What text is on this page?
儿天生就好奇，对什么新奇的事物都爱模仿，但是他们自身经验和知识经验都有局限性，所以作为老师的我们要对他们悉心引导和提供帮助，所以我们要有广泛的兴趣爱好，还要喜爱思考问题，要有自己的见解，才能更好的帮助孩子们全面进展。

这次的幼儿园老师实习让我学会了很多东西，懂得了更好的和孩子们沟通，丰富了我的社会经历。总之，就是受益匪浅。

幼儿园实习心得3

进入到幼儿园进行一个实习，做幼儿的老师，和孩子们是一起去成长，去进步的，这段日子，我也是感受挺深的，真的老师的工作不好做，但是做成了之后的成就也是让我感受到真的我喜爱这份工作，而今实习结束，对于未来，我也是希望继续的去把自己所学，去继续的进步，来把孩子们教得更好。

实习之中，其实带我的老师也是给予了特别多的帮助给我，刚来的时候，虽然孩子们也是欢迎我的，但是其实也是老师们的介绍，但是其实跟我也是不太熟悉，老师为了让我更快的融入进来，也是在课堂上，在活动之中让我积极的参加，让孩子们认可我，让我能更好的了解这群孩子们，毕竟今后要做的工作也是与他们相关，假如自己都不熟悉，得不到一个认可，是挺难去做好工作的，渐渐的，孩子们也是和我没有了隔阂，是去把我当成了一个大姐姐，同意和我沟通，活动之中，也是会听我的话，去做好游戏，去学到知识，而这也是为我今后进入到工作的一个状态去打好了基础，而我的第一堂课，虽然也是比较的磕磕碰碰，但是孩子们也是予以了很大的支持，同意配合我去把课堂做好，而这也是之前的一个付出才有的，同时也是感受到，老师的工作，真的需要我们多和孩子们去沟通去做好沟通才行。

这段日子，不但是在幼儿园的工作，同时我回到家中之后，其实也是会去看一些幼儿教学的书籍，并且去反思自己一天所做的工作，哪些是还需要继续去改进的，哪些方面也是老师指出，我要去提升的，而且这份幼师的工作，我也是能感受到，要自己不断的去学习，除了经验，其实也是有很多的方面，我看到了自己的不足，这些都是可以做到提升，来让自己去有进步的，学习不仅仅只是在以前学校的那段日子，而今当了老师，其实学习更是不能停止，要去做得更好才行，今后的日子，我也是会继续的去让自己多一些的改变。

· · · · ·

Gather up, from the records above, each line where the word "这段日子" appears.

进入到幼儿园进行一个实习，做幼儿的老师，和孩子们是一起去成长，去进步的，这段日子，我也是感受挺深的，真的老师的工作不好做，但是做成了之后的成就也是让我感受到真的我喜爱这份工作，而今实习结束，对于未来，我也是希望继续的去把自己所学，去继续的进步，来把孩子们教得更好。
这段日子，不但是在幼儿园的工作，同时我回到家中之后，其实也是会去看一些幼儿教学的书籍，并且去反思自己一天所做的工作，哪些是还需要继续去改进的，哪些方面也是老师指出，我要去提升的，而且这份幼师的工作，我也是能感受到，要自己不断的去学习，除了经验，其实也是有很多的方面，我看到了自己的不足，这些都是可以做到提升，来让自己去有进步的，学习不仅仅只是在以前学校的那段日子，而今当了老师，其实学习更是不能停止，要去做得更好才行，今后的日子，我也是会继续的去让自己多一些的改变。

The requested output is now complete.